[Start of Stored records]

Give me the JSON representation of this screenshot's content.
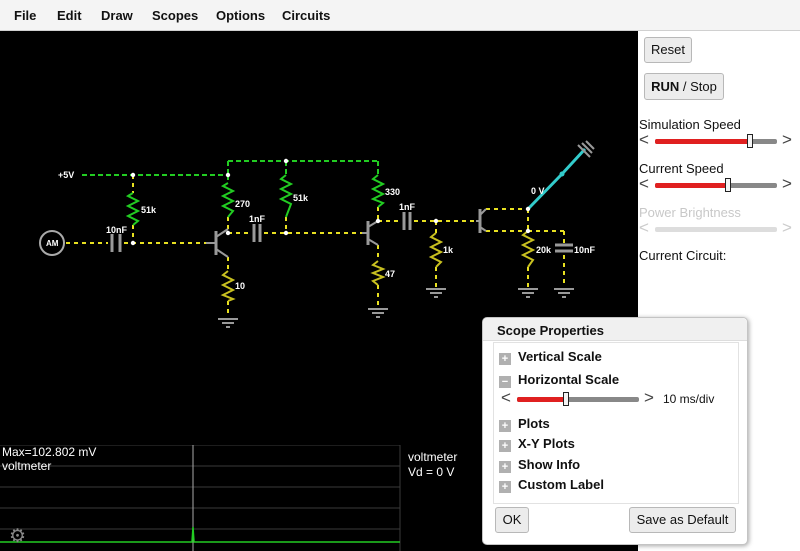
{
  "menu": [
    "File",
    "Edit",
    "Draw",
    "Scopes",
    "Options",
    "Circuits"
  ],
  "circuit": {
    "labels": {
      "supply": "+5V",
      "ammeter": "AM",
      "r1": "51k",
      "r2": "270",
      "r3": "51k",
      "r4": "330",
      "r5": "10",
      "r6": "47",
      "r7": "1k",
      "r8": "20k",
      "c1": "10nF",
      "c2": "1nF",
      "c3": "1nF",
      "c4": "10nF",
      "probe": "0 V"
    }
  },
  "scope": {
    "max_text": "Max=102.802 mV",
    "name_left": "voltmeter",
    "name_right": "voltmeter",
    "vd_text": "Vd = 0 V"
  },
  "sidebar": {
    "reset_label": "Reset",
    "run_label": "RUN",
    "stop_label": "/ Stop",
    "sim_speed_label": "Simulation Speed",
    "current_speed_label": "Current Speed",
    "power_brightness_label": "Power Brightness",
    "current_circuit_label": "Current Circuit:",
    "sim_speed_level": 0.78,
    "current_speed_level": 0.6,
    "power_brightness_level": 0.5
  },
  "dialog": {
    "title": "Scope Properties",
    "sections": [
      "Vertical Scale",
      "Horizontal Scale",
      "Plots",
      "X-Y Plots",
      "Show Info",
      "Custom Label"
    ],
    "hscale_value": "10 ms/div",
    "hscale_level": 0.4,
    "ok_label": "OK",
    "save_default_label": "Save as Default"
  },
  "colors": {
    "wire_active": "#22cc22",
    "component": "#999999",
    "probe": "#33cccc",
    "slider_fill": "#e02020"
  }
}
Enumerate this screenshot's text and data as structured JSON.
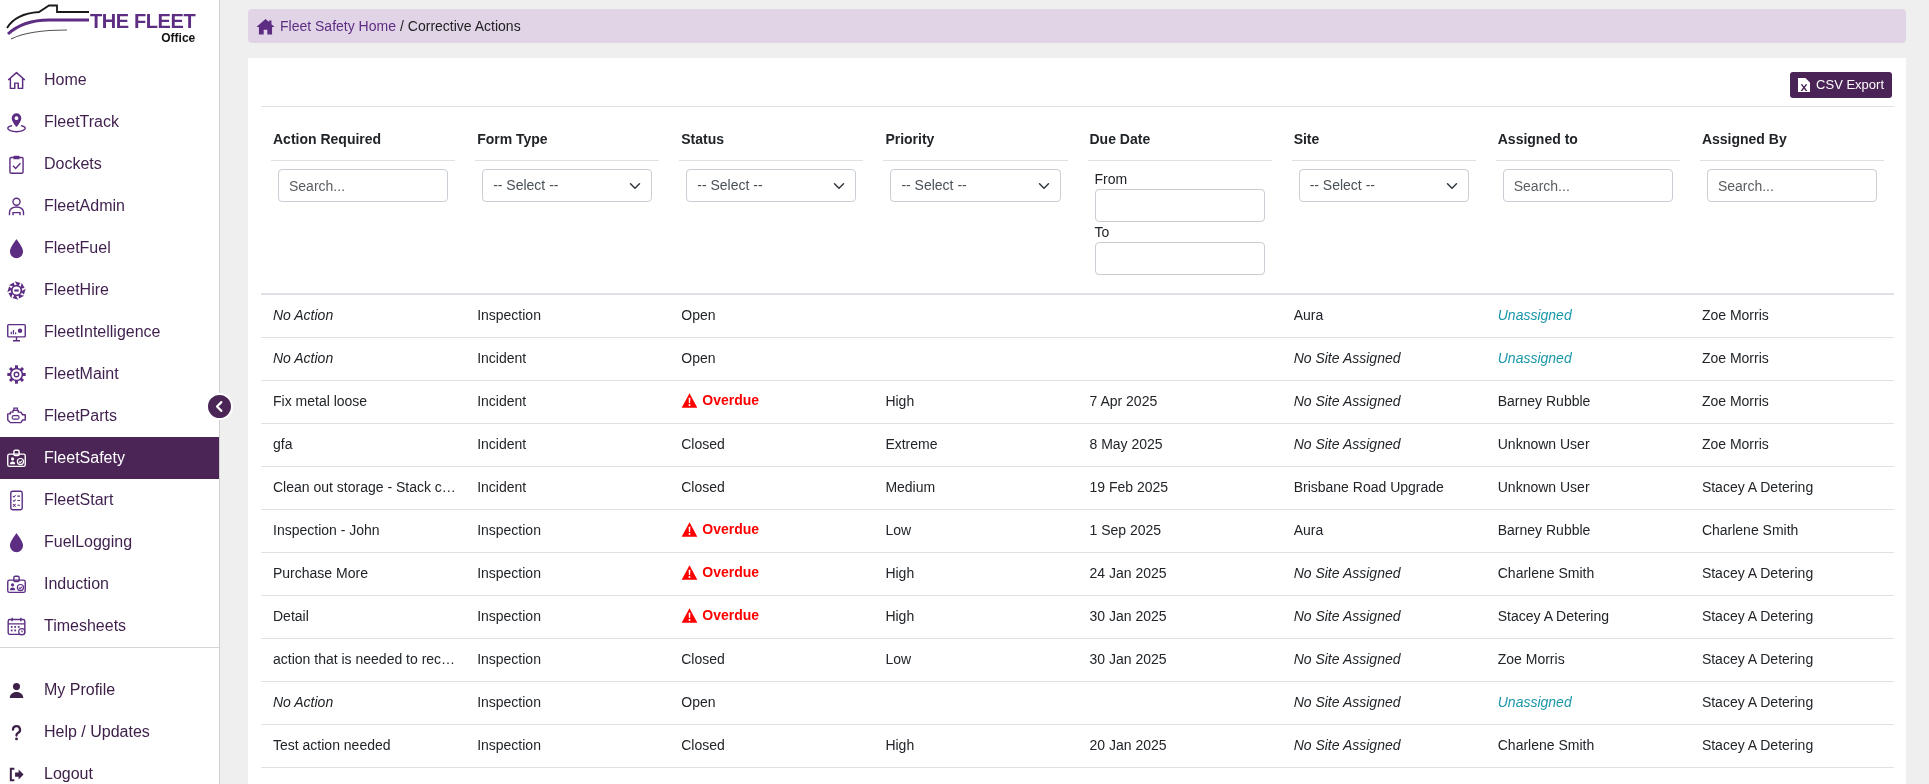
{
  "logo": {
    "title": "THE FLEET",
    "subtitle": "Office"
  },
  "sidebar": {
    "items": [
      {
        "label": "Home",
        "selected": false
      },
      {
        "label": "FleetTrack",
        "selected": false
      },
      {
        "label": "Dockets",
        "selected": false
      },
      {
        "label": "FleetAdmin",
        "selected": false
      },
      {
        "label": "FleetFuel",
        "selected": false
      },
      {
        "label": "FleetHire",
        "selected": false
      },
      {
        "label": "FleetIntelligence",
        "selected": false
      },
      {
        "label": "FleetMaint",
        "selected": false
      },
      {
        "label": "FleetParts",
        "selected": false
      },
      {
        "label": "FleetSafety",
        "selected": true
      },
      {
        "label": "FleetStart",
        "selected": false
      },
      {
        "label": "FuelLogging",
        "selected": false
      },
      {
        "label": "Induction",
        "selected": false
      },
      {
        "label": "Timesheets",
        "selected": false
      }
    ],
    "account_items": [
      {
        "label": "My Profile"
      },
      {
        "label": "Help / Updates"
      },
      {
        "label": "Logout"
      }
    ]
  },
  "breadcrumb": {
    "home_link": "Fleet Safety Home",
    "separator": "/",
    "current": "Corrective Actions"
  },
  "toolbar": {
    "export_button": "CSV Export"
  },
  "table": {
    "columns": [
      {
        "label": "Action Required",
        "filter": {
          "kind": "search",
          "placeholder": "Search..."
        }
      },
      {
        "label": "Form Type",
        "filter": {
          "kind": "select",
          "value": "-- Select --"
        }
      },
      {
        "label": "Status",
        "filter": {
          "kind": "select",
          "value": "-- Select --"
        }
      },
      {
        "label": "Priority",
        "filter": {
          "kind": "select",
          "value": "-- Select --"
        }
      },
      {
        "label": "Due Date",
        "filter": {
          "kind": "date_range",
          "from_label": "From",
          "to_label": "To"
        }
      },
      {
        "label": "Site",
        "filter": {
          "kind": "select",
          "value": "-- Select --"
        }
      },
      {
        "label": "Assigned to",
        "filter": {
          "kind": "search",
          "placeholder": "Search..."
        }
      },
      {
        "label": "Assigned By",
        "filter": {
          "kind": "search",
          "placeholder": "Search..."
        }
      }
    ],
    "rows": [
      {
        "action_required": "No Action",
        "action_missing": true,
        "form_type": "Inspection",
        "status": "Open",
        "overdue": false,
        "site": "Aura",
        "site_missing": false,
        "assigned_to": "Unassigned",
        "assignee_missing": true,
        "assigned_by": "Zoe Morris"
      },
      {
        "action_required": "No Action",
        "action_missing": true,
        "form_type": "Incident",
        "status": "Open",
        "overdue": false,
        "site": "No Site Assigned",
        "site_missing": true,
        "assigned_to": "Unassigned",
        "assignee_missing": true,
        "assigned_by": "Zoe Morris"
      },
      {
        "action_required": "Fix metal loose",
        "action_missing": false,
        "form_type": "Incident",
        "status": "Overdue",
        "overdue": true,
        "priority": "High",
        "due_date": "7 Apr 2025",
        "site": "No Site Assigned",
        "site_missing": true,
        "assigned_to": "Barney Rubble",
        "assignee_missing": false,
        "assigned_by": "Zoe Morris"
      },
      {
        "action_required": "gfa",
        "action_missing": false,
        "form_type": "Incident",
        "status": "Closed",
        "overdue": false,
        "priority": "Extreme",
        "due_date": "8 May 2025",
        "site": "No Site Assigned",
        "site_missing": true,
        "assigned_to": "Unknown User",
        "assignee_missing": false,
        "assigned_by": "Zoe Morris"
      },
      {
        "action_required": "Clean out storage - Stack c…",
        "action_missing": false,
        "form_type": "Incident",
        "status": "Closed",
        "overdue": false,
        "priority": "Medium",
        "due_date": "19 Feb 2025",
        "site": "Brisbane Road Upgrade",
        "site_missing": false,
        "assigned_to": "Unknown User",
        "assignee_missing": false,
        "assigned_by": "Stacey A Detering"
      },
      {
        "action_required": "Inspection - John",
        "action_missing": false,
        "form_type": "Inspection",
        "status": "Overdue",
        "overdue": true,
        "priority": "Low",
        "due_date": "1 Sep 2025",
        "site": "Aura",
        "site_missing": false,
        "assigned_to": "Barney Rubble",
        "assignee_missing": false,
        "assigned_by": "Charlene Smith"
      },
      {
        "action_required": "Purchase More",
        "action_missing": false,
        "form_type": "Inspection",
        "status": "Overdue",
        "overdue": true,
        "priority": "High",
        "due_date": "24 Jan 2025",
        "site": "No Site Assigned",
        "site_missing": true,
        "assigned_to": "Charlene Smith",
        "assignee_missing": false,
        "assigned_by": "Stacey A Detering"
      },
      {
        "action_required": "Detail",
        "action_missing": false,
        "form_type": "Inspection",
        "status": "Overdue",
        "overdue": true,
        "priority": "High",
        "due_date": "30 Jan 2025",
        "site": "No Site Assigned",
        "site_missing": true,
        "assigned_to": "Stacey A Detering",
        "assignee_missing": false,
        "assigned_by": "Stacey A Detering"
      },
      {
        "action_required": "action that is needed to rec…",
        "action_missing": false,
        "form_type": "Inspection",
        "status": "Closed",
        "overdue": false,
        "priority": "Low",
        "due_date": "30 Jan 2025",
        "site": "No Site Assigned",
        "site_missing": true,
        "assigned_to": "Zoe Morris",
        "assignee_missing": false,
        "assigned_by": "Stacey A Detering"
      },
      {
        "action_required": "No Action",
        "action_missing": true,
        "form_type": "Inspection",
        "status": "Open",
        "overdue": false,
        "site": "No Site Assigned",
        "site_missing": true,
        "assigned_to": "Unassigned",
        "assignee_missing": true,
        "assigned_by": "Stacey A Detering"
      },
      {
        "action_required": "Test action needed",
        "action_missing": false,
        "form_type": "Inspection",
        "status": "Closed",
        "overdue": false,
        "priority": "High",
        "due_date": "20 Jan 2025",
        "site": "No Site Assigned",
        "site_missing": true,
        "assigned_to": "Charlene Smith",
        "assignee_missing": false,
        "assigned_by": "Stacey A Detering"
      }
    ]
  }
}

[End of Stored records]

Reproduce the whole listing word for word, setting aside any pictures.

Give me the JSON representation of this screenshot's content.
{
  "menu": [
    "File",
    "Edit",
    "Draw",
    "Scopes",
    "Options",
    "Circuits"
  ],
  "circuit": {
    "labels": {
      "supply": "+5V",
      "ammeter": "AM",
      "r1": "51k",
      "r2": "270",
      "r3": "51k",
      "r4": "330",
      "r5": "10",
      "r6": "47",
      "r7": "1k",
      "r8": "20k",
      "c1": "10nF",
      "c2": "1nF",
      "c3": "1nF",
      "c4": "10nF",
      "probe": "0 V"
    }
  },
  "scope": {
    "max_text": "Max=102.802 mV",
    "name_left": "voltmeter",
    "name_right": "voltmeter",
    "vd_text": "Vd = 0 V"
  },
  "sidebar": {
    "reset_label": "Reset",
    "run_label": "RUN",
    "stop_label": "/ Stop",
    "sim_speed_label": "Simulation Speed",
    "current_speed_label": "Current Speed",
    "power_brightness_label": "Power Brightness",
    "current_circuit_label": "Current Circuit:",
    "sim_speed_level": 0.78,
    "current_speed_level": 0.6,
    "power_brightness_level": 0.5
  },
  "dialog": {
    "title": "Scope Properties",
    "sections": [
      "Vertical Scale",
      "Horizontal Scale",
      "Plots",
      "X-Y Plots",
      "Show Info",
      "Custom Label"
    ],
    "hscale_value": "10 ms/div",
    "hscale_level": 0.4,
    "ok_label": "OK",
    "save_default_label": "Save as Default"
  },
  "colors": {
    "wire_active": "#22cc22",
    "component": "#999999",
    "probe": "#33cccc",
    "slider_fill": "#e02020"
  }
}
Enumerate this screenshot's text and data as structured JSON.
{
  "logo": {
    "title": "THE FLEET",
    "subtitle": "Office"
  },
  "sidebar": {
    "items": [
      {
        "label": "Home",
        "selected": false
      },
      {
        "label": "FleetTrack",
        "selected": false
      },
      {
        "label": "Dockets",
        "selected": false
      },
      {
        "label": "FleetAdmin",
        "selected": false
      },
      {
        "label": "FleetFuel",
        "selected": false
      },
      {
        "label": "FleetHire",
        "selected": false
      },
      {
        "label": "FleetIntelligence",
        "selected": false
      },
      {
        "label": "FleetMaint",
        "selected": false
      },
      {
        "label": "FleetParts",
        "selected": false
      },
      {
        "label": "FleetSafety",
        "selected": true
      },
      {
        "label": "FleetStart",
        "selected": false
      },
      {
        "label": "FuelLogging",
        "selected": false
      },
      {
        "label": "Induction",
        "selected": false
      },
      {
        "label": "Timesheets",
        "selected": false
      }
    ],
    "account_items": [
      {
        "label": "My Profile"
      },
      {
        "label": "Help / Updates"
      },
      {
        "label": "Logout"
      }
    ]
  },
  "breadcrumb": {
    "home_link": "Fleet Safety Home",
    "separator": "/",
    "current": "Corrective Actions"
  },
  "toolbar": {
    "export_button": "CSV Export"
  },
  "table": {
    "columns": [
      {
        "label": "Action Required",
        "filter": {
          "kind": "search",
          "placeholder": "Search..."
        }
      },
      {
        "label": "Form Type",
        "filter": {
          "kind": "select",
          "value": "-- Select --"
        }
      },
      {
        "label": "Status",
        "filter": {
          "kind": "select",
          "value": "-- Select --"
        }
      },
      {
        "label": "Priority",
        "filter": {
          "kind": "select",
          "value": "-- Select --"
        }
      },
      {
        "label": "Due Date",
        "filter": {
          "kind": "date_range",
          "from_label": "From",
          "to_label": "To"
        }
      },
      {
        "label": "Site",
        "filter": {
          "kind": "select",
          "value": "-- Select --"
        }
      },
      {
        "label": "Assigned to",
        "filter": {
          "kind": "search",
          "placeholder": "Search..."
        }
      },
      {
        "label": "Assigned By",
        "filter": {
          "kind": "search",
          "placeholder": "Search..."
        }
      }
    ],
    "rows": [
      {
        "action_required": "No Action",
        "action_missing": true,
        "form_type": "Inspection",
        "status": "Open",
        "overdue": false,
        "site": "Aura",
        "site_missing": false,
        "assigned_to": "Unassigned",
        "assignee_missing": true,
        "assigned_by": "Zoe Morris"
      },
      {
        "action_required": "No Action",
        "action_missing": true,
        "form_type": "Incident",
        "status": "Open",
        "overdue": false,
        "site": "No Site Assigned",
        "site_missing": true,
        "assigned_to": "Unassigned",
        "assignee_missing": true,
        "assigned_by": "Zoe Morris"
      },
      {
        "action_required": "Fix metal loose",
        "action_missing": false,
        "form_type": "Incident",
        "status": "Overdue",
        "overdue": true,
        "priority": "High",
        "due_date": "7 Apr 2025",
        "site": "No Site Assigned",
        "site_missing": true,
        "assigned_to": "Barney Rubble",
        "assignee_missing": false,
        "assigned_by": "Zoe Morris"
      },
      {
        "action_required": "gfa",
        "action_missing": false,
        "form_type": "Incident",
        "status": "Closed",
        "overdue": false,
        "priority": "Extreme",
        "due_date": "8 May 2025",
        "site": "No Site Assigned",
        "site_missing": true,
        "assigned_to": "Unknown User",
        "assignee_missing": false,
        "assigned_by": "Zoe Morris"
      },
      {
        "action_required": "Clean out storage - Stack c…",
        "action_missing": false,
        "form_type": "Incident",
        "status": "Closed",
        "overdue": false,
        "priority": "Medium",
        "due_date": "19 Feb 2025",
        "site": "Brisbane Road Upgrade",
        "site_missing": false,
        "assigned_to": "Unknown User",
        "assignee_missing": false,
        "assigned_by": "Stacey A Detering"
      },
      {
        "action_required": "Inspection - John",
        "action_missing": false,
        "form_type": "Inspection",
        "status": "Overdue",
        "overdue": true,
        "priority": "Low",
        "due_date": "1 Sep 2025",
        "site": "Aura",
        "site_missing": false,
        "assigned_to": "Barney Rubble",
        "assignee_missing": false,
        "assigned_by": "Charlene Smith"
      },
      {
        "action_required": "Purchase More",
        "action_missing": false,
        "form_type": "Inspection",
        "status": "Overdue",
        "overdue": true,
        "priority": "High",
        "due_date": "24 Jan 2025",
        "site": "No Site Assigned",
        "site_missing": true,
        "assigned_to": "Charlene Smith",
        "assignee_missing": false,
        "assigned_by": "Stacey A Detering"
      },
      {
        "action_required": "Detail",
        "action_missing": false,
        "form_type": "Inspection",
        "status": "Overdue",
        "overdue": true,
        "priority": "High",
        "due_date": "30 Jan 2025",
        "site": "No Site Assigned",
        "site_missing": true,
        "assigned_to": "Stacey A Detering",
        "assignee_missing": false,
        "assigned_by": "Stacey A Detering"
      },
      {
        "action_required": "action that is needed to rec…",
        "action_missing": false,
        "form_type": "Inspection",
        "status": "Closed",
        "overdue": false,
        "priority": "Low",
        "due_date": "30 Jan 2025",
        "site": "No Site Assigned",
        "site_missing": true,
        "assigned_to": "Zoe Morris",
        "assignee_missing": false,
        "assigned_by": "Stacey A Detering"
      },
      {
        "action_required": "No Action",
        "action_missing": true,
        "form_type": "Inspection",
        "status": "Open",
        "overdue": false,
        "site": "No Site Assigned",
        "site_missing": true,
        "assigned_to": "Unassigned",
        "assignee_missing": true,
        "assigned_by": "Stacey A Detering"
      },
      {
        "action_required": "Test action needed",
        "action_missing": false,
        "form_type": "Inspection",
        "status": "Closed",
        "overdue": false,
        "priority": "High",
        "due_date": "20 Jan 2025",
        "site": "No Site Assigned",
        "site_missing": true,
        "assigned_to": "Charlene Smith",
        "assignee_missing": false,
        "assigned_by": "Stacey A Detering"
      }
    ]
  }
}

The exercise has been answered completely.